Start of Selected text

The Blogess is (if you couldn't guess) a blogger who has recently gotten some fame in the blogosphere. I find her hysterical, but she's beyond irreverent and completely inappropriate, in terms of her language. If you don't like that kind of thing, please don't click through to anything of hers!
But, one of her most recent posts is incredibly important, because it deals with her depression (about which she has talked freely) and even her self harming behavior (about which she hadn't talked until now). Here's the whole of the first part, in case you don't want to click through:
If you follow me on twitter you already know that I’ve been battling off one of the most severe bouts of depression I’ve ever had. Yesterday it started to pass, and for the first time in weeks I cried with relief instead of with hopelessness. Depression can be crippling, and deadly. I’m lucky that it’s a rare thing for me, and that I have a support system to lean on. I’m lucky that I’ve learned that depression lies to you, and that you should never listen to it, in spite of how persuasive it is at the time.
When cancer sufferers fight, recover, and go into remission we laud their bravery. We call them survivors. Because they are.
When depression sufferers fight, recover and go into remission we seldom even know, simply because so many suffer in the dark…ashamed to admit something they see as a personal weakness…afraid that people will worry, and more afraid that they won’t. We find ourselves unable to do anything but cling to the couch and force ourselves to breathe.
When you come out of the grips of a depression there is an incredible relief, but not one you feel allowed to celebrate. Instead, the feeling of victory is replaced with anxiety that it will happen again, and with shame and vulnerability when you see how your illness affected your family, your work, everything left untouched while you struggled to survive. We come back to life thinner, paler, weaker…but as survivors. Survivors who don’t get pats on the back from coworkers who congratulate them on making it. Survivors who wake to more work than before because their friends and family are exhausted from helping them fight a battle they may not even understand.

End of Selected text

> _Brief 1_: In the blog post about depression, what does the quoted passage say we call cancer sufferers who fight, recover, and go into remission?
> _Brief 2_: Carry on the blog post about depression from its last sentence, keeping its voice and subject.
None of the records are needed here.

Start of Given records

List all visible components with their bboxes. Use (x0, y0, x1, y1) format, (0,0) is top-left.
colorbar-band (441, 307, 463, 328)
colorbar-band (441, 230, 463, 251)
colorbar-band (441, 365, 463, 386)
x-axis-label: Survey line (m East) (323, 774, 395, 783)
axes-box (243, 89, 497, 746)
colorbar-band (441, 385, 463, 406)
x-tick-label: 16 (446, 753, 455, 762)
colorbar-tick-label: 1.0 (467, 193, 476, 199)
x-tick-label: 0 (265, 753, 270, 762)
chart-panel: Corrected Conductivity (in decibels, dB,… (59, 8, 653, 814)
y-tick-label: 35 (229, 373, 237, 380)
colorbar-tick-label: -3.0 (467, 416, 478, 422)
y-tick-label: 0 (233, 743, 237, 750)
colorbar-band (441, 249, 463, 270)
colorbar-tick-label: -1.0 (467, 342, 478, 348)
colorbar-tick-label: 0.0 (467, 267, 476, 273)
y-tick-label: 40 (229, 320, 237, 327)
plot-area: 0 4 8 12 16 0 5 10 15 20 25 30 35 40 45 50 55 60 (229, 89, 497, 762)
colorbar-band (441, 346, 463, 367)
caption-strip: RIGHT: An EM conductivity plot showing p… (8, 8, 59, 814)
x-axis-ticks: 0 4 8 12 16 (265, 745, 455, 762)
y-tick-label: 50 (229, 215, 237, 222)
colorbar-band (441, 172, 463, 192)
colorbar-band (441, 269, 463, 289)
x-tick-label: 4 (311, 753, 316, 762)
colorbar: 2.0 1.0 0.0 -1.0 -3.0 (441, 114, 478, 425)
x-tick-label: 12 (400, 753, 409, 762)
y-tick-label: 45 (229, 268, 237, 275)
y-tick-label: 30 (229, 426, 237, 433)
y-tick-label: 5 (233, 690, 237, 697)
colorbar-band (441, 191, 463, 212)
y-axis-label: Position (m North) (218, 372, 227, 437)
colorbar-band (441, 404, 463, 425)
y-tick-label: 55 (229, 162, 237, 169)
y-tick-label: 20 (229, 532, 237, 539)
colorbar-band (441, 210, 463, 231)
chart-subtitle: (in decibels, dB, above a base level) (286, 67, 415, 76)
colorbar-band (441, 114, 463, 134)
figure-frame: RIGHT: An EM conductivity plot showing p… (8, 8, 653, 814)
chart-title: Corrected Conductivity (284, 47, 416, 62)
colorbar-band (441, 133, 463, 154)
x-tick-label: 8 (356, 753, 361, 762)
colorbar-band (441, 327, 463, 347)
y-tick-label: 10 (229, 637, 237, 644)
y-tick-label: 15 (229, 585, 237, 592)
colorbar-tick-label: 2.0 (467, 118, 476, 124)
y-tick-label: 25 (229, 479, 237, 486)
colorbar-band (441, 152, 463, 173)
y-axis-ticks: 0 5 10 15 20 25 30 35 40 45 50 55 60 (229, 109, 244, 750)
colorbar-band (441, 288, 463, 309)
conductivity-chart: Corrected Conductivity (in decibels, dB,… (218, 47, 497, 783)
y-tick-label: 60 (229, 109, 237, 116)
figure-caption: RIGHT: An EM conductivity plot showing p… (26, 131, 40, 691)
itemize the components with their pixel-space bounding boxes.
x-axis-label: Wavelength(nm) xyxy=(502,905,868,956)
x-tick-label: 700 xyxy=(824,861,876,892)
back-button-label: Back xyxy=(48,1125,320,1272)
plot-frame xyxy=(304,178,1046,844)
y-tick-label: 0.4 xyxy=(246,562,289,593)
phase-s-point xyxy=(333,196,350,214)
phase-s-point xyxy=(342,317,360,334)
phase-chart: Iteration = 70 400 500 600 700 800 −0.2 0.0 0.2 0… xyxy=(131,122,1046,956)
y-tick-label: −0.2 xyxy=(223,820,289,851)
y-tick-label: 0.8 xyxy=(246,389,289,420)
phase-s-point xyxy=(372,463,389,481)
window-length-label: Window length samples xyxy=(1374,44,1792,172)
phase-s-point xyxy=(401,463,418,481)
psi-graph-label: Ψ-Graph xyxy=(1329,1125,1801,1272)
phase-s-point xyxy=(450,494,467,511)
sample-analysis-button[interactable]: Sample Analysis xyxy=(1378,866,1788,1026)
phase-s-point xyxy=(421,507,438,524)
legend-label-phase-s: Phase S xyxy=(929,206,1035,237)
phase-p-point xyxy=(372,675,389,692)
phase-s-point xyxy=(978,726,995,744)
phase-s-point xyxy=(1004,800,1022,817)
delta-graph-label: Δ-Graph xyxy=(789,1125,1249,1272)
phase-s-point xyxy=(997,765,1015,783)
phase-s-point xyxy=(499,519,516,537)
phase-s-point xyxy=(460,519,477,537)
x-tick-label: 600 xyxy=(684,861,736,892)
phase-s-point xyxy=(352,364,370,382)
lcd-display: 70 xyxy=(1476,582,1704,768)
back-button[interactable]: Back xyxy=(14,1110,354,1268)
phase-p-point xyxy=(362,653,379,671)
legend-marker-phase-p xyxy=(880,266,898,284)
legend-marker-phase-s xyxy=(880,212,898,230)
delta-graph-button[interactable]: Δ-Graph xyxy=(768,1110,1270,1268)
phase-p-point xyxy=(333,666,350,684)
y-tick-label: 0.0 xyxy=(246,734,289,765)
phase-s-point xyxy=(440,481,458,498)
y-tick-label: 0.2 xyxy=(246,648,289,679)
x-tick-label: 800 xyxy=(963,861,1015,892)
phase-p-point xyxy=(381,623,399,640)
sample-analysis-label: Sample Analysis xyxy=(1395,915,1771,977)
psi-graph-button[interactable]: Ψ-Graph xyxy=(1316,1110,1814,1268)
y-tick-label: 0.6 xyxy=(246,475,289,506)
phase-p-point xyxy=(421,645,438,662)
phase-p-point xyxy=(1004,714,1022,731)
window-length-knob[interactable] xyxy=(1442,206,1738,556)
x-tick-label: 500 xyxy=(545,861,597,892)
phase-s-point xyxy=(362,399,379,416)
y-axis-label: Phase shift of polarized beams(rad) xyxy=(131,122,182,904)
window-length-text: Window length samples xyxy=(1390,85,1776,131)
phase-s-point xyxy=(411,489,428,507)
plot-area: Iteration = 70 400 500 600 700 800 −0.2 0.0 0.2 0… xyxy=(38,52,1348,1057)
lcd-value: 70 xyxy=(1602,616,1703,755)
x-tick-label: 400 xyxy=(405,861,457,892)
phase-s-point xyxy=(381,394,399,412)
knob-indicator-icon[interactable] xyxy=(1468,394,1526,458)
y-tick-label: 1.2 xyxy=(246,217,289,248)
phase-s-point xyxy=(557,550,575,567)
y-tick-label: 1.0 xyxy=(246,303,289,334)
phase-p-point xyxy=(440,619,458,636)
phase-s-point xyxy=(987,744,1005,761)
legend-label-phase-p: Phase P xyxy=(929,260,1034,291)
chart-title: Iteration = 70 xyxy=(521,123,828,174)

End of Given records

> _Answer 1_: We call them survivors.

> _Answer 2_:
Regardless, today I feel proud. I survived. And I celebrate every one of you reading this. I celebrate the fact that you’ve fought your battle and continue to win. I celebrate the fact that you may not understand the battle, but you pick up the baton dropped by someone you love until they can carry it again. I celebrate the fact that each time we go through this, we get a little stronger. We learn new tricks on the battlefield. We learn them in terrible ways, but we use them. We don’t struggle in vain.
We are alive.
Depression is an evil, insidious, brutal disease. And, it can strike anyone—absolutely anyone. Man, woman. Young, old. Smart, not so smart. Popular, outcast. Anyone.
Someone you work with is struggling with depression.
Someone in your school is struggling with depression.
Someone in your (extended, at least) family is struggling with depression.
All these statements, and countless more like them, are almost undoubtedly true. Depression is all around us, yet somehow it's still not out in the open. Not completely. People feel shame about fighting depression. People feel guilty for suffering it. Like it's a sign of weakness.
It's not weakness. It's a disease.
If you are depressed, or you think you may be, or someone you know and love is—speak up. Reach out. Get help. Tell someone you love. Tell a counselor, or a social worker. A Rabbi, or other clergy. A teacher. A friend. Tell anyone.
No one should have to fight this disease alone. No one does.